=== INSTRUCTION ===
Your task is to transcribe all of the records exactly and leave out the pictures.

** begin RECORD EXTRACTS **

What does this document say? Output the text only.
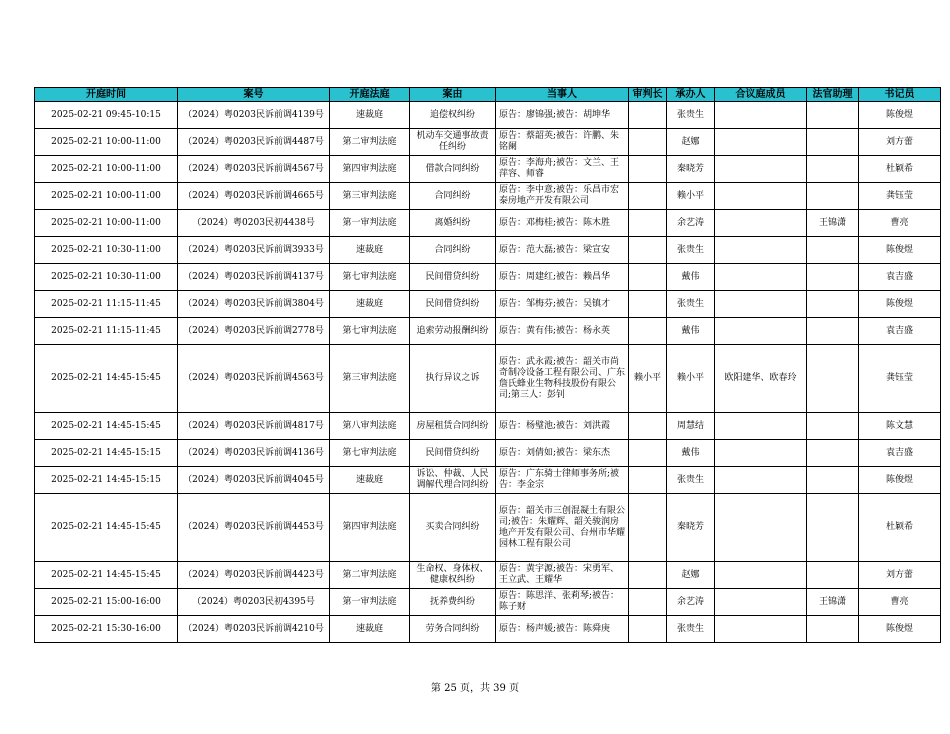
开庭时间	案号	开庭法庭	案由	当事人	审判长	承办人	合议庭成员	法官助理	书记员
2025-02-21 09:45-10:15	（2024）粤0203民诉前调4139号	速裁庭	追偿权纠纷	原告：廖锦强;被告：胡坤华		张贵生			陈俊煜
2025-02-21 10:00-11:00	（2024）粤0203民诉前调4487号	第二审判法庭	机动车交通事故责任纠纷	原告：蔡韶英;被告：许鹏、朱铭阑		赵娜			刘方蕾
2025-02-21 10:00-11:00	（2024）粤0203民诉前调4567号	第四审判法庭	借款合同纠纷	原告：李海舟;被告：文兰、王萍容、师睿		秦晓芳			杜颖希
2025-02-21 10:00-11:00	（2024）粤0203民诉前调4665号	第三审判法庭	合同纠纷	原告：李中意;被告：乐昌市宏泰房地产开发有限公司		赖小平			龚钰莹
2025-02-21 10:00-11:00	（2024）粤0203民初4438号	第一审判法庭	离婚纠纷	原告：邓梅桂;被告：陈木胜		余艺涛		王锦潇	曹亮
2025-02-21 10:30-11:00	（2024）粤0203民诉前调3933号	速裁庭	合同纠纷	原告：范大磊;被告：梁宣安		张贵生			陈俊煜
2025-02-21 10:30-11:00	（2024）粤0203民诉前调4137号	第七审判法庭	民间借贷纠纷	原告：周建红;被告：赖昌华		戴伟			袁吉盛
2025-02-21 11:15-11:45	（2024）粤0203民诉前调3804号	速裁庭	民间借贷纠纷	原告：邹梅芬;被告：吴镇才		张贵生			陈俊煜
2025-02-21 11:15-11:45	（2024）粤0203民诉前调2778号	第七审判法庭	追索劳动报酬纠纷	原告：黄有伟;被告：杨永英		戴伟			袁吉盛
2025-02-21 14:45-15:45	（2024）粤0203民诉前调4563号	第三审判法庭	执行异议之诉	原告：武永霞;被告：韶关市尚奇制冷设备工程有限公司、广东詹氏蜂业生物科技股份有限公司;第三人：彭钊	赖小平	赖小平	欧阳建华、欧春玲		龚钰莹
2025-02-21 14:45-15:45	（2024）粤0203民诉前调4817号	第八审判法庭	房屋租赁合同纠纷	原告：杨璧池;被告：刘洪霞		周慧结			陈文慧
2025-02-21 14:45-15:15	（2024）粤0203民诉前调4136号	第七审判法庭	民间借贷纠纷	原告：刘倩如;被告：梁东杰		戴伟			袁吉盛
2025-02-21 14:45-15:15	（2024）粤0203民诉前调4045号	速裁庭	诉讼、仲裁、人民调解代理合同纠纷	原告：广东骑士律师事务所;被告：李金宗		张贵生			陈俊煜
2025-02-21 14:45-15:45	（2024）粤0203民诉前调4453号	第四审判法庭	买卖合同纠纷	原告：韶关市三创混凝土有限公司;被告：朱耀辉、韶关骏润房地产开发有限公司、台州市华耀园林工程有限公司		秦晓芳			杜颖希
2025-02-21 14:45-15:45	（2024）粤0203民诉前调4423号	第二审判法庭	生命权、身体权、健康权纠纷	原告：黄宇源;被告：宋勇军、王立武、王耀华		赵娜			刘方蕾
2025-02-21 15:00-16:00	（2024）粤0203民初4395号	第一审判法庭	抚养费纠纷	原告：陈思洋、张莉琴;被告：陈子财		余艺涛		王锦潇	曹亮
2025-02-21 15:30-16:00	（2024）粤0203民诉前调4210号	速裁庭	劳务合同纠纷	原告：杨声媛;被告：陈舜庚		张贵生			陈俊煜
第 25 页，共 39 页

** end RECORD EXTRACTS **

=== IN RESPONSE ===
What does this document say? Output the text only.
开庭时间	案号	开庭法庭	案由	当事人	审判长	承办人	合议庭成员	法官助理	书记员
2025-02-21 09:45-10:15	（2024）粤0203民诉前调4139号	速裁庭	追偿权纠纷	原告：廖锦强;被告：胡坤华		张贵生			陈俊煜
2025-02-21 10:00-11:00	（2024）粤0203民诉前调4487号	第二审判法庭	机动车交通事故责任纠纷	原告：蔡韶英;被告：许鹏、朱铭阑		赵娜			刘方蕾
2025-02-21 10:00-11:00	（2024）粤0203民诉前调4567号	第四审判法庭	借款合同纠纷	原告：李海舟;被告：文兰、王萍容、师睿		秦晓芳			杜颖希
2025-02-21 10:00-11:00	（2024）粤0203民诉前调4665号	第三审判法庭	合同纠纷	原告：李中意;被告：乐昌市宏泰房地产开发有限公司		赖小平			龚钰莹
2025-02-21 10:00-11:00	（2024）粤0203民初4438号	第一审判法庭	离婚纠纷	原告：邓梅桂;被告：陈木胜		余艺涛		王锦潇	曹亮
2025-02-21 10:30-11:00	（2024）粤0203民诉前调3933号	速裁庭	合同纠纷	原告：范大磊;被告：梁宣安		张贵生			陈俊煜
2025-02-21 10:30-11:00	（2024）粤0203民诉前调4137号	第七审判法庭	民间借贷纠纷	原告：周建红;被告：赖昌华		戴伟			袁吉盛
2025-02-21 11:15-11:45	（2024）粤0203民诉前调3804号	速裁庭	民间借贷纠纷	原告：邹梅芬;被告：吴镇才		张贵生			陈俊煜
2025-02-21 11:15-11:45	（2024）粤0203民诉前调2778号	第七审判法庭	追索劳动报酬纠纷	原告：黄有伟;被告：杨永英		戴伟			袁吉盛
2025-02-21 14:45-15:45	（2024）粤0203民诉前调4563号	第三审判法庭	执行异议之诉	原告：武永霞;被告：韶关市尚奇制冷设备工程有限公司、广东詹氏蜂业生物科技股份有限公司;第三人：彭钊	赖小平	赖小平	欧阳建华、欧春玲		龚钰莹
2025-02-21 14:45-15:45	（2024）粤0203民诉前调4817号	第八审判法庭	房屋租赁合同纠纷	原告：杨璧池;被告：刘洪霞		周慧结			陈文慧
2025-02-21 14:45-15:15	（2024）粤0203民诉前调4136号	第七审判法庭	民间借贷纠纷	原告：刘倩如;被告：梁东杰		戴伟			袁吉盛
2025-02-21 14:45-15:15	（2024）粤0203民诉前调4045号	速裁庭	诉讼、仲裁、人民调解代理合同纠纷	原告：广东骑士律师事务所;被告：李金宗		张贵生			陈俊煜
2025-02-21 14:45-15:45	（2024）粤0203民诉前调4453号	第四审判法庭	买卖合同纠纷	原告：韶关市三创混凝土有限公司;被告：朱耀辉、韶关骏润房地产开发有限公司、台州市华耀园林工程有限公司		秦晓芳			杜颖希
2025-02-21 14:45-15:45	（2024）粤0203民诉前调4423号	第二审判法庭	生命权、身体权、健康权纠纷	原告：黄宇源;被告：宋勇军、王立武、王耀华		赵娜			刘方蕾
2025-02-21 15:00-16:00	（2024）粤0203民初4395号	第一审判法庭	抚养费纠纷	原告：陈思洋、张莉琴;被告：陈子财		余艺涛		王锦潇	曹亮
2025-02-21 15:30-16:00	（2024）粤0203民诉前调4210号	速裁庭	劳务合同纠纷	原告：杨声媛;被告：陈舜庚		张贵生			陈俊煜
第 25 页，共 39 页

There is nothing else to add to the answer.